Leave out the images and repeat the listing below without a single change.

--- Start Data shown ---

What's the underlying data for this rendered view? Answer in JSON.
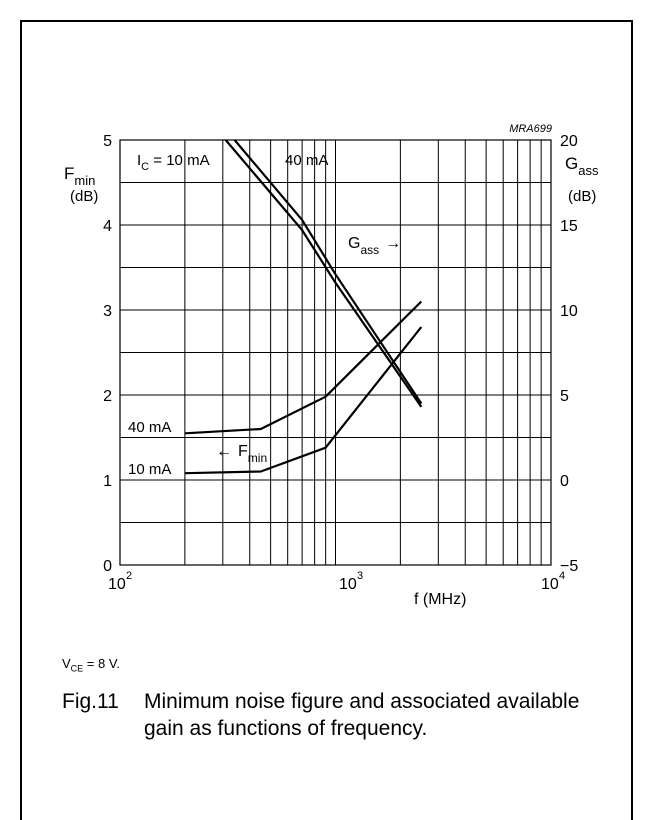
{
  "chart_data": {
    "type": "line",
    "code": "MRA699",
    "xscale": "log",
    "xlim": [
      100,
      10000
    ],
    "x_ticks": [
      {
        "base": "10",
        "exp": "2"
      },
      {
        "base": "10",
        "exp": "3"
      },
      {
        "base": "10",
        "exp": "4"
      }
    ],
    "xlabel": "f (MHz)",
    "ylim_left": [
      0,
      5
    ],
    "ylim_right": [
      -5,
      20
    ],
    "left_ticks": [
      "0",
      "1",
      "2",
      "3",
      "4",
      "5"
    ],
    "right_ticks": [
      "−5",
      "0",
      "5",
      "10",
      "15",
      "20"
    ],
    "left_label": {
      "base": "F",
      "sub": "min",
      "unit": "(dB)"
    },
    "right_label": {
      "base": "G",
      "sub": "ass",
      "unit": "(dB)"
    },
    "grid": true,
    "series": [
      {
        "name": "40 mA",
        "group": "Fmin",
        "axis": "left",
        "x": [
          200,
          450,
          900,
          2500
        ],
        "y": [
          1.55,
          1.6,
          1.98,
          3.1
        ]
      },
      {
        "name": "10 mA",
        "group": "Fmin",
        "axis": "left",
        "x": [
          200,
          450,
          900,
          2500
        ],
        "y": [
          1.08,
          1.1,
          1.38,
          2.8
        ]
      },
      {
        "name": "10 mA",
        "group": "Gass",
        "axis": "right",
        "x": [
          300,
          700,
          1000,
          2500
        ],
        "y": [
          20.2,
          14.7,
          11.6,
          4.3
        ]
      },
      {
        "name": "40 mA",
        "group": "Gass",
        "axis": "right",
        "x": [
          330,
          700,
          1000,
          2500
        ],
        "y": [
          20.2,
          15.3,
          12.1,
          4.5
        ]
      }
    ],
    "annotations": {
      "ic10": {
        "pre": "I",
        "sub": "C",
        "post": " = 10 mA"
      },
      "ic40": "40 mA",
      "gass": {
        "base": "G",
        "sub": "ass",
        "arrow": "→"
      },
      "fmin": {
        "arrow": "←",
        "base": "F",
        "sub": "min"
      },
      "fmin40": "40 mA",
      "fmin10": "10 mA"
    }
  },
  "conditions": {
    "base": "V",
    "sub": "CE",
    "post": " = 8 V."
  },
  "caption": {
    "fig": "Fig.11",
    "text": "Minimum noise figure and associated available gain as functions of frequency."
  }
}
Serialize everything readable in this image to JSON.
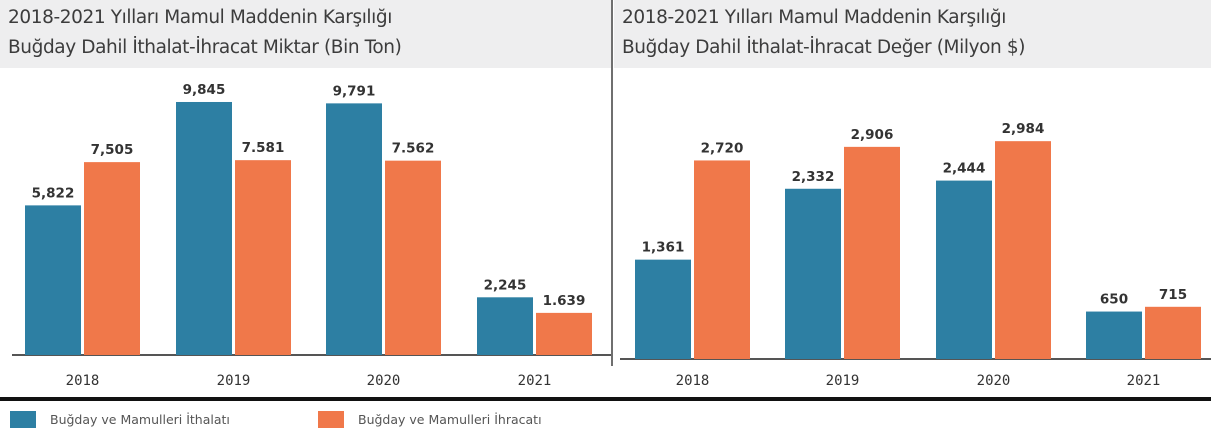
{
  "colors": {
    "import": "#2d7fa3",
    "export": "#f0784a",
    "axis": "#555555"
  },
  "chart_data": [
    {
      "type": "bar",
      "title": [
        "2018-2021 Yılları Mamul Maddenin Karşılığı",
        "Buğday Dahil İthalat-İhracat Miktar (Bin Ton)"
      ],
      "categories": [
        "2018",
        "2019",
        "2020",
        "2021"
      ],
      "series": [
        {
          "name": "Buğday ve Mamulleri İthalatı",
          "values": [
            5822,
            9845,
            9791,
            2245
          ],
          "labels": [
            "5,822",
            "9,845",
            "9,791",
            "2,245"
          ]
        },
        {
          "name": "Buğday ve Mamulleri İhracatı",
          "values": [
            7505,
            7581,
            7562,
            1639
          ],
          "labels": [
            "7,505",
            "7.581",
            "7.562",
            "1.639"
          ]
        }
      ],
      "ylim": [
        0,
        10000
      ]
    },
    {
      "type": "bar",
      "title": [
        "2018-2021 Yılları Mamul Maddenin Karşılığı",
        "Buğday Dahil İthalat-İhracat Değer (Milyon $)"
      ],
      "categories": [
        "2018",
        "2019",
        "2020",
        "2021"
      ],
      "series": [
        {
          "name": "Buğday ve Mamulleri İthalatı",
          "values": [
            1361,
            2332,
            2444,
            650
          ],
          "labels": [
            "1,361",
            "2,332",
            "2,444",
            "650"
          ]
        },
        {
          "name": "Buğday ve Mamulleri İhracatı",
          "values": [
            2720,
            2906,
            2984,
            715
          ],
          "labels": [
            "2,720",
            "2,906",
            "2,984",
            "715"
          ]
        }
      ],
      "ylim": [
        0,
        3000
      ]
    }
  ],
  "legend": {
    "items": [
      "Buğday ve Mamulleri İthalatı",
      "Buğday ve Mamulleri İhracatı"
    ]
  }
}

--- End Data shown ---

Correct output =>
What's the underlying data for this rendered view? Answer in JSON.
{
  "chart_data": {
    "type": "line",
    "code": "MRA699",
    "xscale": "log",
    "xlim": [
      100,
      10000
    ],
    "x_ticks": [
      {
        "base": "10",
        "exp": "2"
      },
      {
        "base": "10",
        "exp": "3"
      },
      {
        "base": "10",
        "exp": "4"
      }
    ],
    "xlabel": "f (MHz)",
    "ylim_left": [
      0,
      5
    ],
    "ylim_right": [
      -5,
      20
    ],
    "left_ticks": [
      "0",
      "1",
      "2",
      "3",
      "4",
      "5"
    ],
    "right_ticks": [
      "−5",
      "0",
      "5",
      "10",
      "15",
      "20"
    ],
    "left_label": {
      "base": "F",
      "sub": "min",
      "unit": "(dB)"
    },
    "right_label": {
      "base": "G",
      "sub": "ass",
      "unit": "(dB)"
    },
    "grid": true,
    "series": [
      {
        "name": "40 mA",
        "group": "Fmin",
        "axis": "left",
        "x": [
          200,
          450,
          900,
          2500
        ],
        "y": [
          1.55,
          1.6,
          1.98,
          3.1
        ]
      },
      {
        "name": "10 mA",
        "group": "Fmin",
        "axis": "left",
        "x": [
          200,
          450,
          900,
          2500
        ],
        "y": [
          1.08,
          1.1,
          1.38,
          2.8
        ]
      },
      {
        "name": "10 mA",
        "group": "Gass",
        "axis": "right",
        "x": [
          300,
          700,
          1000,
          2500
        ],
        "y": [
          20.2,
          14.7,
          11.6,
          4.3
        ]
      },
      {
        "name": "40 mA",
        "group": "Gass",
        "axis": "right",
        "x": [
          330,
          700,
          1000,
          2500
        ],
        "y": [
          20.2,
          15.3,
          12.1,
          4.5
        ]
      }
    ],
    "annotations": {
      "ic10": {
        "pre": "I",
        "sub": "C",
        "post": " = 10 mA"
      },
      "ic40": "40 mA",
      "gass": {
        "base": "G",
        "sub": "ass",
        "arrow": "→"
      },
      "fmin": {
        "arrow": "←",
        "base": "F",
        "sub": "min"
      },
      "fmin40": "40 mA",
      "fmin10": "10 mA"
    }
  },
  "conditions": {
    "base": "V",
    "sub": "CE",
    "post": " = 8 V."
  },
  "caption": {
    "fig": "Fig.11",
    "text": "Minimum noise figure and associated available gain as functions of frequency."
  }
}
Serialize everything readable in this image to JSON.
{
  "colors": {
    "import": "#2d7fa3",
    "export": "#f0784a",
    "axis": "#555555"
  },
  "chart_data": [
    {
      "type": "bar",
      "title": [
        "2018-2021 Yılları Mamul Maddenin Karşılığı",
        "Buğday Dahil İthalat-İhracat Miktar (Bin Ton)"
      ],
      "categories": [
        "2018",
        "2019",
        "2020",
        "2021"
      ],
      "series": [
        {
          "name": "Buğday ve Mamulleri İthalatı",
          "values": [
            5822,
            9845,
            9791,
            2245
          ],
          "labels": [
            "5,822",
            "9,845",
            "9,791",
            "2,245"
          ]
        },
        {
          "name": "Buğday ve Mamulleri İhracatı",
          "values": [
            7505,
            7581,
            7562,
            1639
          ],
          "labels": [
            "7,505",
            "7.581",
            "7.562",
            "1.639"
          ]
        }
      ],
      "ylim": [
        0,
        10000
      ]
    },
    {
      "type": "bar",
      "title": [
        "2018-2021 Yılları Mamul Maddenin Karşılığı",
        "Buğday Dahil İthalat-İhracat Değer (Milyon $)"
      ],
      "categories": [
        "2018",
        "2019",
        "2020",
        "2021"
      ],
      "series": [
        {
          "name": "Buğday ve Mamulleri İthalatı",
          "values": [
            1361,
            2332,
            2444,
            650
          ],
          "labels": [
            "1,361",
            "2,332",
            "2,444",
            "650"
          ]
        },
        {
          "name": "Buğday ve Mamulleri İhracatı",
          "values": [
            2720,
            2906,
            2984,
            715
          ],
          "labels": [
            "2,720",
            "2,906",
            "2,984",
            "715"
          ]
        }
      ],
      "ylim": [
        0,
        3000
      ]
    }
  ],
  "legend": {
    "items": [
      "Buğday ve Mamulleri İthalatı",
      "Buğday ve Mamulleri İhracatı"
    ]
  }
}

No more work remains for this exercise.